** Extracto de página **
┄┄┄┄┄┄
En la semana en la que todo el mundo habló de la fotito de marras de C. Tangana, fui con mi hermana al concierto de Kase O. en Cádiz. Se cumplen diez años de su disco Jazz Magnetism y la friolera de veinte de Vicios y virtudes, porque “el gordo que la pisa bien” (como él mismo se bautiza, descojonado de los cánones y del credo monoteísta del músculo) ya hace dos décadas que viene avisando de que “ninguna chavala tiene dueño” y de que “maricones y lesbianas dejamos de ser mudos, ya era hora / y si algún facha cabezudo se irrita, que se joda”.

Javier Ibarra no sólo es el mejor rapero que ha parido “una puta llamada España”, sino un escritor iluminado que ha sabido convertir el ego trip en amor propio y cocinarlo hasta devolverlo en forma de amor mundial. Sopla 41 tacos, da conciertos en vaqueros y camisa (ya no le hace falta disfrazarse de rap, él es el rap, como Dalí era el surrealismo), se muestra escurridizo con las lógicas del mercado y a pesar del cansancio que es experiencia y de esa estela áspera que dejan las depresiones cuando se regresa de ellas, a mí me parece que está más sexy que nunca, porque ha rodeado y esquivado el yoísmo, porque cuando le miro veo a un hombre libre y porque intuyo que ha entendido algo de la vida que nosotros aún no sabemos. Quilla, qué sé yo: los talentosos llegan antes, pero llegar solo también duele. Te sientes casi un loco.

Todo eso lo hace Ibarra sin perder la chulería, porque la chulería es crucial para ubicar a los enemigos, para desquiciar a los malos y para no perder el ritmo (el ritmo es una forma de estar alerta). La chulería, en el fondo, es el estilo. Una manera contundente, juguetona y genuina de estar en el mundo, una gamberrada legítima, un modo elegante de mantener la navaja guardada, pero recordar que si nos tocan las pelotas, no tenemos miramientos: aquí sacamos los cañones. Tampoco dice ninguna mentira Javi cuando se presenta como “el Mágico González del rap” ni cuando desliza que J. Balvin va al peluquero y le dice “bro, hazme lo de Kase O.”. No miente si dice que él llegó primero.
┄┄┄┄┄┄
** Tareas **
A. Indica si cada una de estas afirmaciones coincide con el texto sobre Kase O., respondiendo sí o no y citando literalmente las palabras que lo deciden: (i) se cumplen veinte años del disco Vicios y virtudes; (ii) Kase O. da conciertos disfrazado de rapero; (iii) al concierto de Cádiz se acudió sin compañía.
B. Reescribe las filas desde la que contiene "- svg-text:2011: 2011: [329, 324, 339, 343]" hasta la que contiene "- svg-text:1998: 1998: [112, 324, 122, 344]", ambas incluidas, poniendo "svg-label" en lugar de "svg-text" y sin tocar nada más.
┄┄┄┄┄┄
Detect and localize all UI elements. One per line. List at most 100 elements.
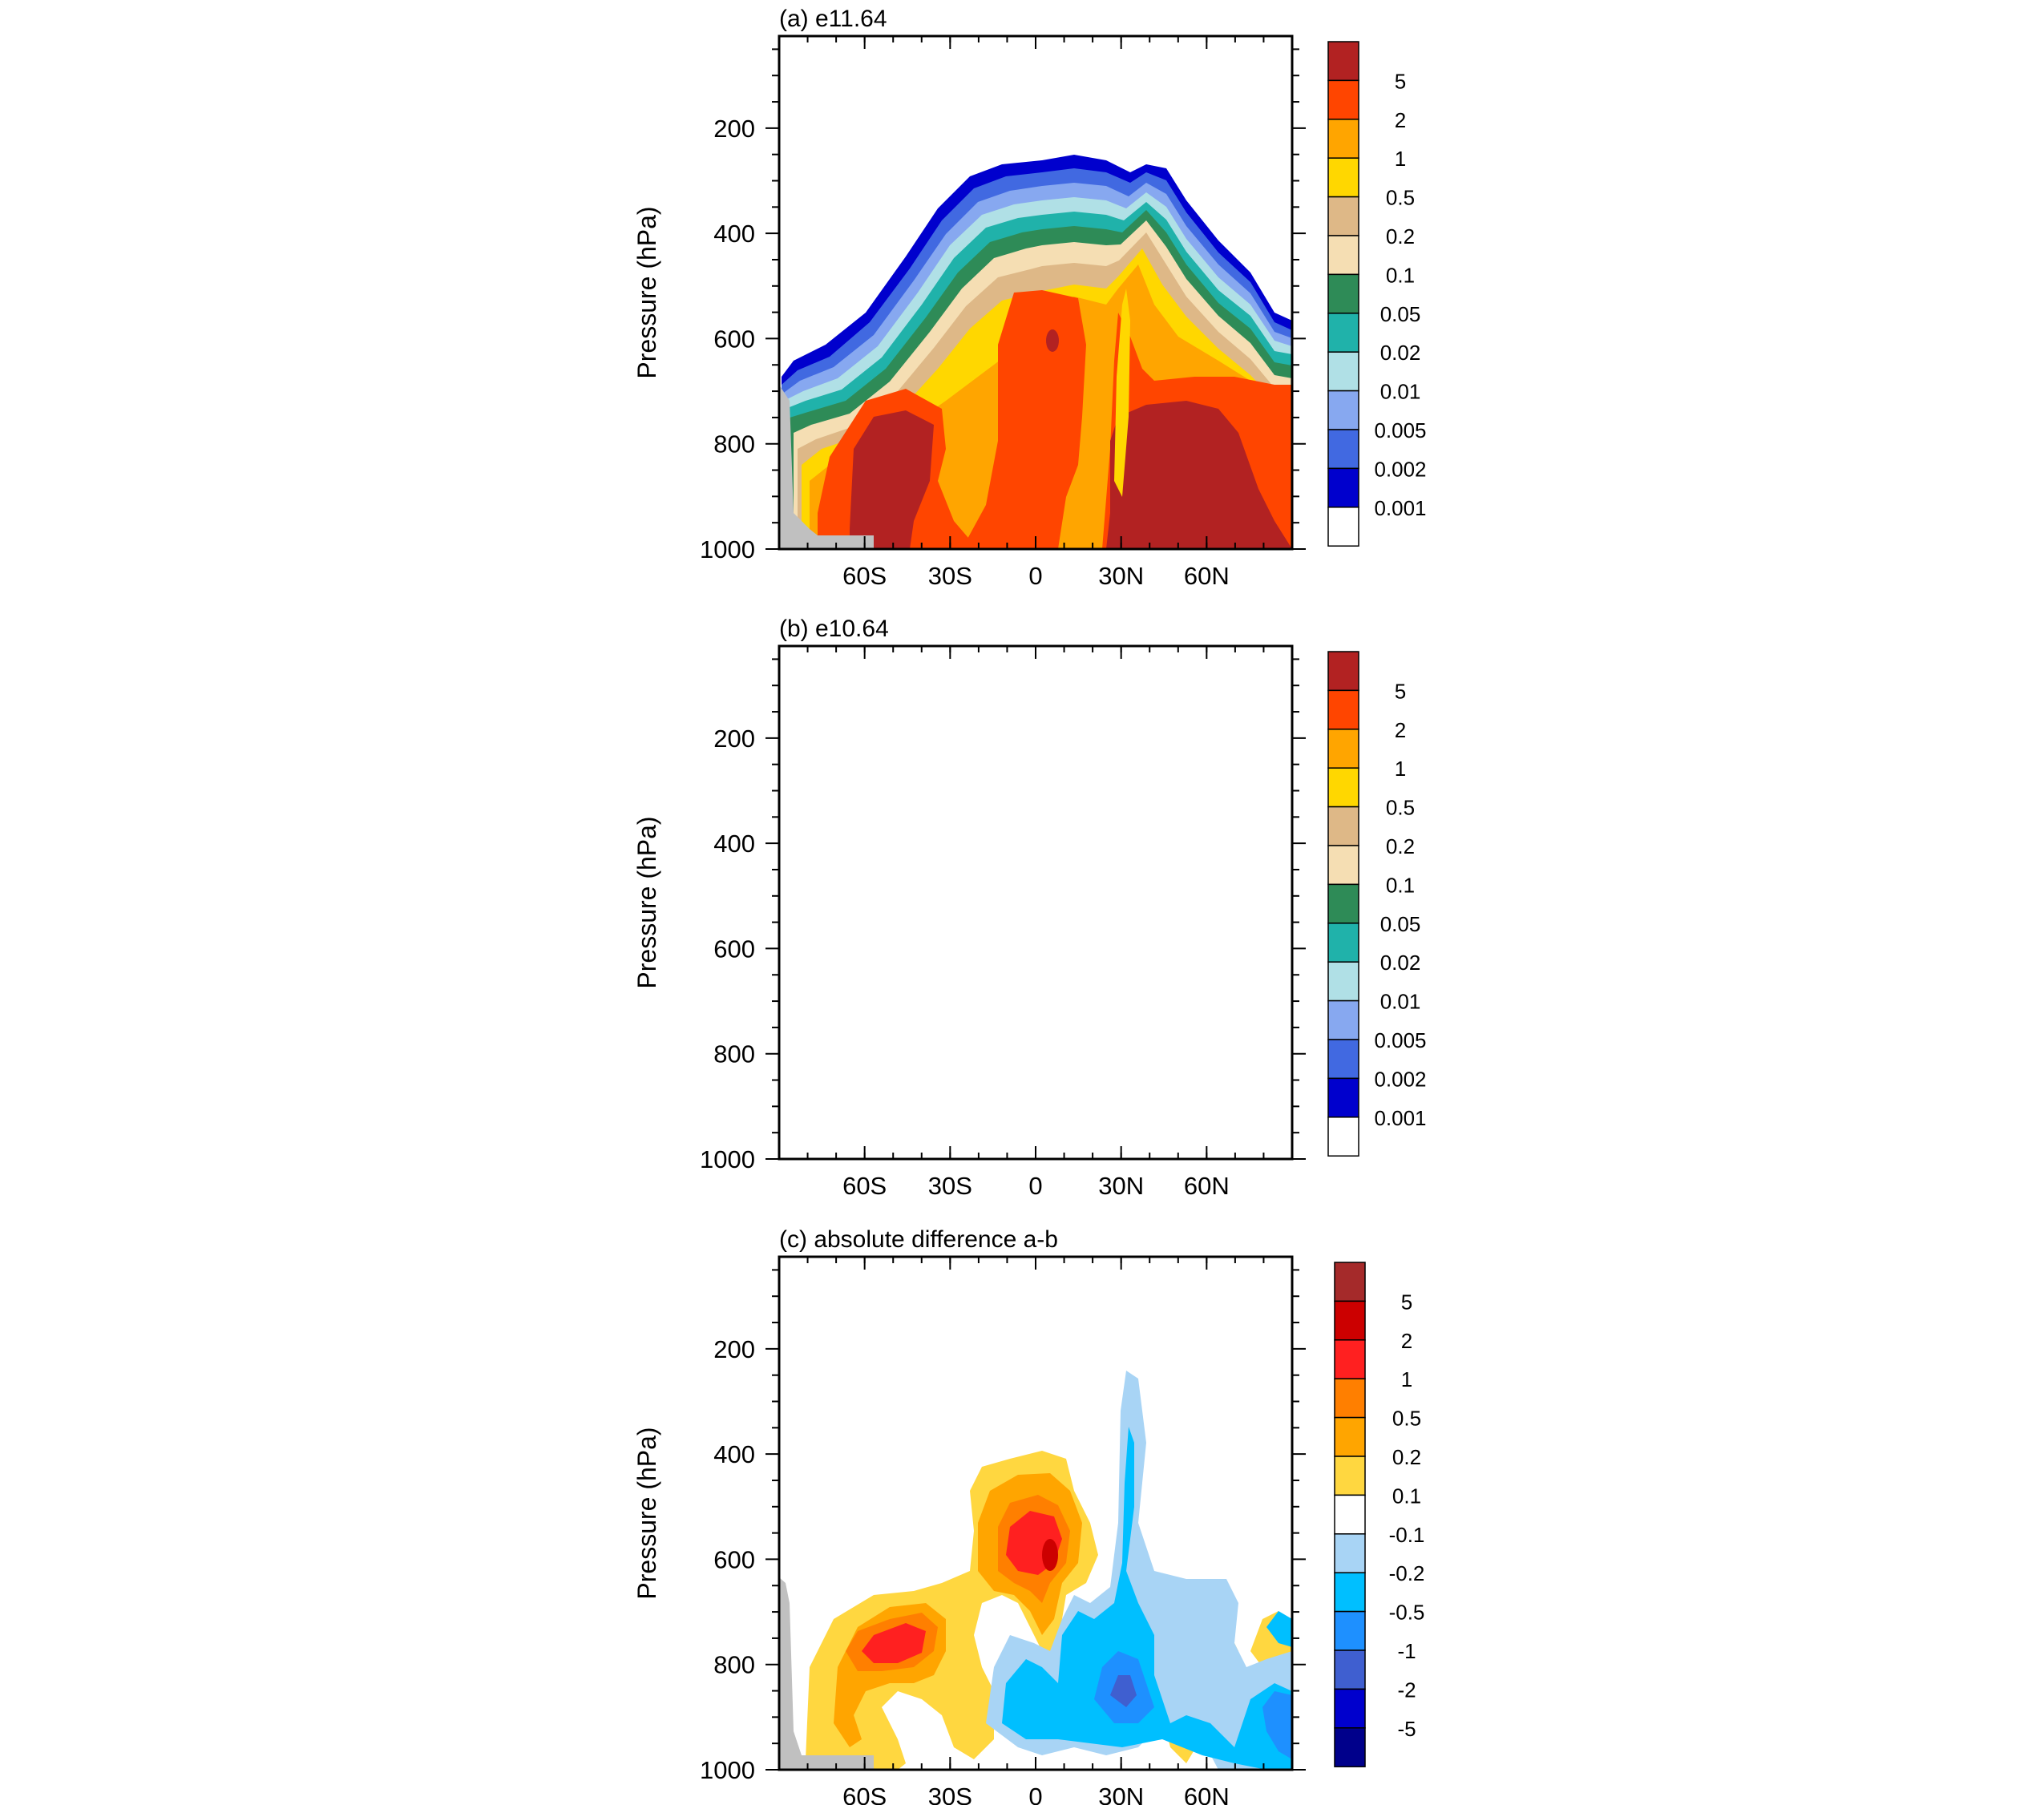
panel-c-title: (c) absolute difference a-b [779, 1226, 1058, 1253]
x-tick-label: 60S [842, 1783, 887, 1805]
colorbar-label: -1 [1397, 1639, 1416, 1663]
contour-5 [1106, 1027, 1292, 1159]
colorbar-swatch [1327, 883, 1359, 924]
contour-5 [850, 410, 934, 549]
colorbar-label: 5 [1395, 679, 1406, 703]
colorbar-swatch [1327, 235, 1359, 276]
colorbar-swatch [1327, 729, 1359, 769]
x-tick-label: 30N [1098, 1783, 1144, 1805]
y-tick-label: 400 [713, 220, 755, 248]
colorbar-swatch [1327, 79, 1359, 120]
colorbar-label: 1 [1401, 1367, 1412, 1391]
colorbar-swatch [1327, 1077, 1359, 1118]
colorbar-label: 0.5 [1386, 796, 1415, 820]
colorbar-swatch [1327, 689, 1359, 730]
x-tick-label: 30N [1098, 1172, 1144, 1200]
x-tick-label: 30N [1098, 562, 1144, 590]
y-tick-label: 200 [713, 725, 755, 753]
y-tick-label: 800 [713, 1651, 755, 1679]
colorbar-label: -2 [1397, 1678, 1416, 1702]
colorbar-label: 1 [1395, 147, 1406, 171]
colorbar-swatch [1334, 1610, 1366, 1651]
contour-5-spot [1046, 329, 1059, 352]
topography [779, 1577, 874, 1770]
colorbar-swatch [1327, 1039, 1359, 1080]
panel-b-frame [778, 644, 1294, 1161]
colorbar-swatch [1334, 1572, 1366, 1613]
colorbar-label: 0.005 [1374, 1028, 1426, 1052]
colorbar-swatch [1327, 351, 1359, 392]
contour-1 [862, 1623, 926, 1663]
colorbar-label: 0.2 [1386, 224, 1415, 248]
colorbar-label: 5 [1395, 69, 1406, 93]
panel-b-field [779, 765, 1292, 1159]
colorbar-label: -0.1 [1389, 1523, 1425, 1547]
panel-c: (c) absolute difference a-b [632, 1226, 1424, 1805]
panel-a-ylabel: Pressure (hPa) [632, 206, 661, 378]
panel-b-ylabel: Pressure (hPa) [632, 816, 661, 988]
colorbar-swatch [1327, 923, 1359, 963]
contour-neg-0.5 [1262, 1691, 1292, 1759]
colorbar-swatch [1327, 467, 1359, 508]
colorbar-label: 0.1 [1392, 1484, 1421, 1508]
colorbar-swatch [1334, 1456, 1366, 1496]
colorbar-label: 2 [1401, 1329, 1412, 1353]
colorbar-label: 0.5 [1392, 1407, 1421, 1431]
colorbar-label: 0.002 [1374, 1067, 1426, 1091]
contour-neg-0.2 [1002, 1427, 1292, 1770]
contour-0.5 [1114, 890, 1130, 1107]
colorbar-swatch [1327, 41, 1359, 82]
contour-0.5 [802, 854, 1292, 1159]
y-tick-label: 800 [713, 1040, 755, 1068]
colorbar-label: -0.2 [1389, 1561, 1425, 1585]
colorbar-swatch [1327, 806, 1359, 846]
panel-b: (b) e10.64 Pressure (hPa) 60S 30S 0 30N 60N 2… [632, 616, 1427, 1200]
y-tick-label: 1000 [700, 535, 755, 563]
contour-2 [818, 1007, 970, 1159]
topography [779, 995, 874, 1159]
y-tick-label: 1000 [700, 1756, 755, 1784]
colorbar-label: 0.05 [1380, 912, 1421, 936]
colorbar-label: -0.5 [1389, 1601, 1425, 1625]
panel-b-axes: 60S 30S 0 30N 60N 200 400 600 800 1000 [700, 646, 1306, 1200]
colorbar-swatch [1327, 313, 1359, 353]
contour-0.002 [782, 776, 1292, 1159]
colorbar-swatch [1334, 1494, 1366, 1535]
contour-1 [810, 874, 1292, 1159]
contour-neg-1 [1110, 1675, 1137, 1707]
y-tick-label: 600 [713, 1545, 755, 1573]
colorbar-swatch [1327, 390, 1359, 430]
colorbar-swatch [1334, 1262, 1366, 1302]
colorbar-label: 0.001 [1374, 496, 1426, 520]
colorbar-swatch [1334, 1378, 1366, 1419]
colorbar-swatch [1327, 429, 1359, 470]
x-tick-label: 60N [1184, 1172, 1230, 1200]
y-tick-label: 200 [713, 115, 755, 143]
y-tick-label: 800 [713, 430, 755, 458]
contour-2 [974, 963, 1078, 1159]
y-tick-label: 1000 [700, 1145, 755, 1173]
colorbar-swatch [1334, 1688, 1366, 1729]
colorbar-label: 5 [1401, 1290, 1412, 1314]
contour-0.1 [794, 825, 1292, 1159]
colorbar-label: -5 [1397, 1717, 1416, 1741]
x-tick-label: 0 [1028, 1783, 1042, 1805]
panel-a: (a) e11.64 [632, 6, 1427, 590]
x-tick-label: 60N [1184, 562, 1230, 590]
colorbar-swatch [1327, 961, 1359, 1002]
contour-0.02 [786, 806, 1292, 1159]
x-tick-label: 60S [842, 1172, 887, 1200]
contour-0.01 [784, 797, 1292, 1159]
colorbar-label: 0.005 [1374, 418, 1426, 442]
colorbar-swatch [1327, 1117, 1359, 1157]
colorbar-swatch [1327, 273, 1359, 314]
colorbar-swatch [1327, 507, 1359, 547]
colorbar-label: 0.02 [1380, 951, 1421, 975]
panel-a-title: (a) e11.64 [779, 6, 887, 32]
colorbar-swatch [1334, 1339, 1366, 1379]
colorbar-swatch [1327, 767, 1359, 808]
y-tick-label: 600 [713, 935, 755, 963]
x-tick-label: 0 [1028, 1172, 1042, 1200]
contour-5-spot [1006, 1109, 1022, 1121]
panel-c-colorbar: 5 2 1 0.5 0.2 0.1 -0.1 -0.2 -0.5 -1 -2 -5 [1334, 1262, 1425, 1767]
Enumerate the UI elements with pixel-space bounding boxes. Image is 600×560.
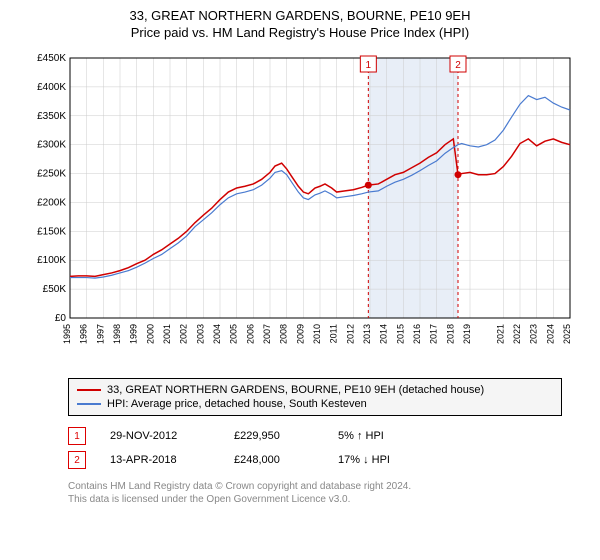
- svg-text:2011: 2011: [329, 324, 339, 343]
- svg-text:2010: 2010: [312, 324, 322, 344]
- svg-text:£400K: £400K: [37, 82, 66, 93]
- price-chart: £0 £50K £100K £150K £200K £250K £300K £350K £400…: [20, 48, 580, 368]
- svg-text:1995: 1995: [62, 324, 72, 344]
- svg-text:2014: 2014: [379, 324, 389, 344]
- legend-row: HPI: Average price, detached house, Sout…: [77, 397, 553, 411]
- chart-title-block: 33, GREAT NORTHERN GARDENS, BOURNE, PE10…: [8, 8, 592, 40]
- svg-text:£50K: £50K: [43, 284, 67, 295]
- legend-swatch: [77, 403, 101, 405]
- svg-text:£450K: £450K: [37, 53, 66, 64]
- title-line2: Price paid vs. HM Land Registry's House …: [8, 25, 592, 40]
- sale-date: 29-NOV-2012: [110, 430, 210, 442]
- svg-text:1998: 1998: [112, 324, 122, 344]
- footer-line1: Contains HM Land Registry data © Crown c…: [68, 480, 562, 493]
- svg-text:£100K: £100K: [37, 255, 66, 266]
- svg-text:1: 1: [366, 60, 372, 71]
- svg-text:2017: 2017: [429, 324, 439, 344]
- footer-note: Contains HM Land Registry data © Crown c…: [68, 480, 562, 506]
- svg-text:2023: 2023: [529, 324, 539, 344]
- svg-text:2022: 2022: [512, 324, 522, 344]
- svg-text:2008: 2008: [279, 324, 289, 344]
- svg-text:2024: 2024: [545, 324, 555, 344]
- sale-row: 2 13-APR-2018 £248,000 17% ↓ HPI: [68, 448, 562, 472]
- svg-text:2003: 2003: [195, 324, 205, 344]
- sale-date: 13-APR-2018: [110, 454, 210, 466]
- svg-text:2013: 2013: [362, 324, 372, 344]
- svg-text:1996: 1996: [79, 324, 89, 344]
- svg-text:1997: 1997: [95, 324, 105, 344]
- sales-table: 1 29-NOV-2012 £229,950 5% ↑ HPI 2 13-APR-2018…: [68, 424, 562, 472]
- svg-text:2019: 2019: [462, 324, 472, 344]
- legend-label: HPI: Average price, detached house, Sout…: [107, 398, 367, 410]
- svg-text:2016: 2016: [412, 324, 422, 344]
- legend-swatch: [77, 389, 101, 391]
- title-line1: 33, GREAT NORTHERN GARDENS, BOURNE, PE10…: [8, 8, 592, 23]
- svg-text:2004: 2004: [212, 324, 222, 344]
- svg-text:2000: 2000: [145, 324, 155, 344]
- sale-price: £229,950: [234, 430, 314, 442]
- svg-text:£0: £0: [55, 313, 67, 324]
- svg-text:2025: 2025: [562, 324, 572, 344]
- svg-text:2009: 2009: [295, 324, 305, 344]
- svg-text:2006: 2006: [245, 324, 255, 344]
- sale-diff: 17% ↓ HPI: [338, 454, 438, 466]
- svg-text:2002: 2002: [179, 324, 189, 344]
- svg-text:£150K: £150K: [37, 226, 66, 237]
- legend-box: 33, GREAT NORTHERN GARDENS, BOURNE, PE10…: [68, 378, 562, 416]
- svg-text:2007: 2007: [262, 324, 272, 344]
- svg-text:2021: 2021: [495, 324, 505, 344]
- svg-text:2: 2: [455, 60, 461, 71]
- svg-text:£350K: £350K: [37, 111, 66, 122]
- footer-line2: This data is licensed under the Open Gov…: [68, 493, 562, 506]
- svg-text:£300K: £300K: [37, 140, 66, 151]
- legend-label: 33, GREAT NORTHERN GARDENS, BOURNE, PE10…: [107, 384, 484, 396]
- svg-text:2018: 2018: [445, 324, 455, 344]
- svg-text:2012: 2012: [345, 324, 355, 344]
- svg-text:2015: 2015: [395, 324, 405, 344]
- sale-row: 1 29-NOV-2012 £229,950 5% ↑ HPI: [68, 424, 562, 448]
- sale-marker: 2: [68, 451, 86, 469]
- svg-text:£200K: £200K: [37, 197, 66, 208]
- sale-marker: 1: [68, 427, 86, 445]
- sale-price: £248,000: [234, 454, 314, 466]
- svg-text:2001: 2001: [162, 324, 172, 344]
- sale-diff: 5% ↑ HPI: [338, 430, 438, 442]
- svg-text:2005: 2005: [229, 324, 239, 344]
- svg-text:£250K: £250K: [37, 169, 66, 180]
- svg-text:1999: 1999: [129, 324, 139, 344]
- legend-row: 33, GREAT NORTHERN GARDENS, BOURNE, PE10…: [77, 383, 553, 397]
┄┄┄┄┄┄
** Respuestas **
A.
(i) Sí: «la friolera de veinte de Vicios y virtudes».
(ii) No: «da conciertos en vaqueros y camisa (ya no le hace falta disfrazarse de rap».
(iii) No: «fui con mi hermana al concierto de Kase O. en Cádiz».

B.
- svg-label:2011: 2011: [329, 324, 339, 343]
- svg-label:2010: 2010: [312, 324, 322, 344]
- svg-label:£400K: £400K: [37, 82, 66, 93]
- price-chart: £0 £50K £100K £150K £200K £250K £300K £350K £400…: [20, 48, 580, 368]
- svg-label:1995: 1995: [62, 324, 72, 344]
- svg-label:2014: 2014: [379, 324, 389, 344]
- legend-row: HPI: Average price, detached house, Sout…: [77, 397, 553, 411]
- chart-title-block: 33, GREAT NORTHERN GARDENS, BOURNE, PE10…: [8, 8, 592, 40]
- svg-label:£50K: £50K: [43, 284, 67, 295]
- legend-swatch: [77, 403, 101, 405]
- svg-label:£450K: £450K: [37, 53, 66, 64]
- title-line2: Price paid vs. HM Land Registry's House …: [8, 25, 592, 40]
- sale-date: 29-NOV-2012: [110, 430, 210, 442]
- svg-label:1998: 1998: [112, 324, 122, 344]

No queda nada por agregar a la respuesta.